Reproduce every entry exactly.
— START Stored records —
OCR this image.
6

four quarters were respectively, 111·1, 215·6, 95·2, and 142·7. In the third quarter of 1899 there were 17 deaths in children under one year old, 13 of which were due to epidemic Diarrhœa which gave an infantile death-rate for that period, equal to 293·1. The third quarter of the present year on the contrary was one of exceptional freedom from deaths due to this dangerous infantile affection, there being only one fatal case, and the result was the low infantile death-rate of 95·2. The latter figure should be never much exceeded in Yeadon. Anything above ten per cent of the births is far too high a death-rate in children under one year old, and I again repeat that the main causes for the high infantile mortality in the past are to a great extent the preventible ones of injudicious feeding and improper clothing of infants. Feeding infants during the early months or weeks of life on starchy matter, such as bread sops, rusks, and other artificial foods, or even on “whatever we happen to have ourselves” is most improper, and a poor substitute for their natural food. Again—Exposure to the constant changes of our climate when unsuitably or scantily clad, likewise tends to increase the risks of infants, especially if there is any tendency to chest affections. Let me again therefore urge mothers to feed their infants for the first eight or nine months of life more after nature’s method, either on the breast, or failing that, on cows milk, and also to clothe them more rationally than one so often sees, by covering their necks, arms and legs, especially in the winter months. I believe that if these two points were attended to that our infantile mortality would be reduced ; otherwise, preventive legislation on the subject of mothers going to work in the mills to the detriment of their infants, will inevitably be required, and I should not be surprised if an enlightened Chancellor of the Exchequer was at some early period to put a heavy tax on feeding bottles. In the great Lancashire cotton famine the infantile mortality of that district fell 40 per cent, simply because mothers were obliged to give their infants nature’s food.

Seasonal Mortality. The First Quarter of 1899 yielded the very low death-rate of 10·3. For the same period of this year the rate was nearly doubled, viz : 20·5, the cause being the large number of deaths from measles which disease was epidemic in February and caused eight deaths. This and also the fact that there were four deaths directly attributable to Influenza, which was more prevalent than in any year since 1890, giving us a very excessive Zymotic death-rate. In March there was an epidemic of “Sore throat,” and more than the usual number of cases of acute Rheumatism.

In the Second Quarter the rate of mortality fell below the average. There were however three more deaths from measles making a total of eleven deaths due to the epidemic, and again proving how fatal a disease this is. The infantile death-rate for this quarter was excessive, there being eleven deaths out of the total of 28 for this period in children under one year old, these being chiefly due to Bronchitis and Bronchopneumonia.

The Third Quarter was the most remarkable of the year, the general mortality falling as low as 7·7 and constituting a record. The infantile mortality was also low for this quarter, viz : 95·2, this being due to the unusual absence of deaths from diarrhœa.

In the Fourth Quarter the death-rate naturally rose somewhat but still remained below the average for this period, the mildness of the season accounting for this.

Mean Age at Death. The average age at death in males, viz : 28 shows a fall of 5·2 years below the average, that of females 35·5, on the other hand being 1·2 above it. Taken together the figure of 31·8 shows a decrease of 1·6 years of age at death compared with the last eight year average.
— END Stored records —
Task response:
OCR this image.
6

four quarters were respectively, 111·1, 215·6, 95·2, and 142·7. In the third quarter of 1899 there were 17 deaths in children under one year old, 13 of which were due to epidemic Diarrhœa which gave an infantile death-rate for that period, equal to 293·1. The third quarter of the present year on the contrary was one of exceptional freedom from deaths due to this dangerous infantile affection, there being only one fatal case, and the result was the low infantile death-rate of 95·2. The latter figure should be never much exceeded in Yeadon. Anything above ten per cent of the births is far too high a death-rate in children under one year old, and I again repeat that the main causes for the high infantile mortality in the past are to a great extent the preventible ones of injudicious feeding and improper clothing of infants. Feeding infants during the early months or weeks of life on starchy matter, such as bread sops, rusks, and other artificial foods, or even on “whatever we happen to have ourselves” is most improper, and a poor substitute for their natural food. Again—Exposure to the constant changes of our climate when unsuitably or scantily clad, likewise tends to increase the risks of infants, especially if there is any tendency to chest affections. Let me again therefore urge mothers to feed their infants for the first eight or nine months of life more after nature’s method, either on the breast, or failing that, on cows milk, and also to clothe them more rationally than one so often sees, by covering their necks, arms and legs, especially in the winter months. I believe that if these two points were attended to that our infantile mortality would be reduced ; otherwise, preventive legislation on the subject of mothers going to work in the mills to the detriment of their infants, will inevitably be required, and I should not be surprised if an enlightened Chancellor of the Exchequer was at some early period to put a heavy tax on feeding bottles. In the great Lancashire cotton famine the infantile mortality of that district fell 40 per cent, simply because mothers were obliged to give their infants nature’s food.

Seasonal Mortality. The First Quarter of 1899 yielded the very low death-rate of 10·3. For the same period of this year the rate was nearly doubled, viz : 20·5, the cause being the large number of deaths from measles which disease was epidemic in February and caused eight deaths. This and also the fact that there were four deaths directly attributable to Influenza, which was more prevalent than in any year since 1890, giving us a very excessive Zymotic death-rate. In March there was an epidemic of “Sore throat,” and more than the usual number of cases of acute Rheumatism.

In the Second Quarter the rate of mortality fell below the average. There were however three more deaths from measles making a total of eleven deaths due to the epidemic, and again proving how fatal a disease this is. The infantile death-rate for this quarter was excessive, there being eleven deaths out of the total of 28 for this period in children under one year old, these being chiefly due to Bronchitis and Bronchopneumonia.

The Third Quarter was the most remarkable of the year, the general mortality falling as low as 7·7 and constituting a record. The infantile mortality was also low for this quarter, viz : 95·2, this being due to the unusual absence of deaths from diarrhœa.

In the Fourth Quarter the death-rate naturally rose somewhat but still remained below the average for this period, the mildness of the season accounting for this.

Mean Age at Death. The average age at death in males, viz : 28 shows a fall of 5·2 years below the average, that of females 35·5, on the other hand being 1·2 above it. Taken together the figure of 31·8 shows a decrease of 1·6 years of age at death compared with the last eight year average.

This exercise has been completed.